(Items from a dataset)
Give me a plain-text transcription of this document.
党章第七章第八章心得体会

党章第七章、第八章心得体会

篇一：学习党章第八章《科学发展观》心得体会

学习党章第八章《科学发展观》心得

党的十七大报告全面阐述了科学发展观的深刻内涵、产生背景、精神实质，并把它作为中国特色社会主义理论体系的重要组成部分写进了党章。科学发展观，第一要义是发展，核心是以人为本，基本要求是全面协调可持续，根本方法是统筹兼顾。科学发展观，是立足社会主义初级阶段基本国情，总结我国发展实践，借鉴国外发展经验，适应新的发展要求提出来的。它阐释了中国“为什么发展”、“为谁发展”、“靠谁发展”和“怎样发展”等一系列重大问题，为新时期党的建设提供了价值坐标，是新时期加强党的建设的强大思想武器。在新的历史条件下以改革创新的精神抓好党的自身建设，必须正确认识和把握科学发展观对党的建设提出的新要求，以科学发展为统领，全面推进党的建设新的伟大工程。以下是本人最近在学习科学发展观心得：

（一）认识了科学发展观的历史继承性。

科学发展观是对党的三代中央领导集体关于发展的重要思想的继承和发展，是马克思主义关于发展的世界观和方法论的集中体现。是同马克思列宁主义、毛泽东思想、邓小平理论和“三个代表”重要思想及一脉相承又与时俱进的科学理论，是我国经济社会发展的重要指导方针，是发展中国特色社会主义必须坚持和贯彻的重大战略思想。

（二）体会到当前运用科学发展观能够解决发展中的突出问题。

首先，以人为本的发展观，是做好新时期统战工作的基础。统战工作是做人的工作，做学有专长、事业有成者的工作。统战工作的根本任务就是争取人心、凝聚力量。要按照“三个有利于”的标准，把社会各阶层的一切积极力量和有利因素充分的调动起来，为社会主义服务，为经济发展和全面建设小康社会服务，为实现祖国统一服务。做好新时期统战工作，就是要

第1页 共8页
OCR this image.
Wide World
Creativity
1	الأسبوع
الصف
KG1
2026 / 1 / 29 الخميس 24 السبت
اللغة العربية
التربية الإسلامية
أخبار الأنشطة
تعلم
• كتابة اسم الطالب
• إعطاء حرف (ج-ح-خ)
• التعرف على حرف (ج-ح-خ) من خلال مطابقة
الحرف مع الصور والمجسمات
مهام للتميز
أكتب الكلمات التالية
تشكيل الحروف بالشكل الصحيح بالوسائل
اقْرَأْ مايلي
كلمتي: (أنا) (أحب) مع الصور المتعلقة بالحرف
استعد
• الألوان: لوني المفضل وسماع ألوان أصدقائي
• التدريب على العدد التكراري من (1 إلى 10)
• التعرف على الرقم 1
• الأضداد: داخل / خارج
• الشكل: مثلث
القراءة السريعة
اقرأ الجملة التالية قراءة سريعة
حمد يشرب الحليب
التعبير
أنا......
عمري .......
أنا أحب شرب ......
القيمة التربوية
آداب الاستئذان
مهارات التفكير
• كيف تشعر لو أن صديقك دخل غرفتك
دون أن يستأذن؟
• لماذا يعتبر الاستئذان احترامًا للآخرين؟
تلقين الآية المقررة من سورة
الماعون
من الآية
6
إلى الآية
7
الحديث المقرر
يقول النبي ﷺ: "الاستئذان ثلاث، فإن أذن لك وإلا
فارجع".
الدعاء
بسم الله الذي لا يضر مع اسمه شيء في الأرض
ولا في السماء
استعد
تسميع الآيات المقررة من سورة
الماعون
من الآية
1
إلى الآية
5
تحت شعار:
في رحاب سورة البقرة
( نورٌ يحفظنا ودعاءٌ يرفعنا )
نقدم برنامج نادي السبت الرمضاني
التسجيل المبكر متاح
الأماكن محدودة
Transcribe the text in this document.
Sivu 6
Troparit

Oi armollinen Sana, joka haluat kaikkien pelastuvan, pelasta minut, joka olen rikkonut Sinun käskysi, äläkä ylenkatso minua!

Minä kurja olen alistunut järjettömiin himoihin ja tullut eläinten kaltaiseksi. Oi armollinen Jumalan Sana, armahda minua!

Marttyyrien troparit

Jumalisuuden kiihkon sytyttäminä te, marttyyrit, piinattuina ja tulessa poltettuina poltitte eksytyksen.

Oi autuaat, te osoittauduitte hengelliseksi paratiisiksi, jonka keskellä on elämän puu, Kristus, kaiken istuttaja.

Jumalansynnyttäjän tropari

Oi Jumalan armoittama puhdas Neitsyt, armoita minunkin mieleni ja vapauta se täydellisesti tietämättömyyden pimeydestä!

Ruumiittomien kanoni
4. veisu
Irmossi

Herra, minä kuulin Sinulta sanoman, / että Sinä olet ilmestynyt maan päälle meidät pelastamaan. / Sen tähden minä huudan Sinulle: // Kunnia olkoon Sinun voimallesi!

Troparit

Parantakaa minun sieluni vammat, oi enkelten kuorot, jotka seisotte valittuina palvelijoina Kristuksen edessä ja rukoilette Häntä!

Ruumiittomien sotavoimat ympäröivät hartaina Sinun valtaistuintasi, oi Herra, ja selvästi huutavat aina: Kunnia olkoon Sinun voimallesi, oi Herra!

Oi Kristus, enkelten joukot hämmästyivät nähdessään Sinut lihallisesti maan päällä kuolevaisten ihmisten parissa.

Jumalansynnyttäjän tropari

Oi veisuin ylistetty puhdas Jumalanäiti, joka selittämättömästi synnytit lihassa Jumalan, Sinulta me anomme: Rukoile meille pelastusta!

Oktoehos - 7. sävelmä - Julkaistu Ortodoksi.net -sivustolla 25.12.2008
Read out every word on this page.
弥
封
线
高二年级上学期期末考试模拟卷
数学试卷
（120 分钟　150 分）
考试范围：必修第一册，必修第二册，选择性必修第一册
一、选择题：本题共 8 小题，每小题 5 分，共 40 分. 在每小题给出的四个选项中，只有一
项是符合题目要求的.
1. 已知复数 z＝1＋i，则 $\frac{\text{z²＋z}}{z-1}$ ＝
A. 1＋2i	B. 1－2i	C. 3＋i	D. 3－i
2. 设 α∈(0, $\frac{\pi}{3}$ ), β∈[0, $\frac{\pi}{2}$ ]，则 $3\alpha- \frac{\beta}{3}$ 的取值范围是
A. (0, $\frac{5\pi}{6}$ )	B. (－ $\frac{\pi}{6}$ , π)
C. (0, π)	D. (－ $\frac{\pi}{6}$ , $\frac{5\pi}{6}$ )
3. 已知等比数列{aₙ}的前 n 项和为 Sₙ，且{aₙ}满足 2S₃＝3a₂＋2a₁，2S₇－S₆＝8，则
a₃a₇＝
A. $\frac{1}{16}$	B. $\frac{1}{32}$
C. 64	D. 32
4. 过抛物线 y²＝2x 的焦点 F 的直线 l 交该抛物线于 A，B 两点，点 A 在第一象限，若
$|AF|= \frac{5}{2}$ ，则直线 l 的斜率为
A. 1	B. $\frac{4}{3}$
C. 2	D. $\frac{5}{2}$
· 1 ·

- _Description of the task_
Of all the lines in the data above, state how many include "Kristus". Say only the number.

- _Solved problem_
2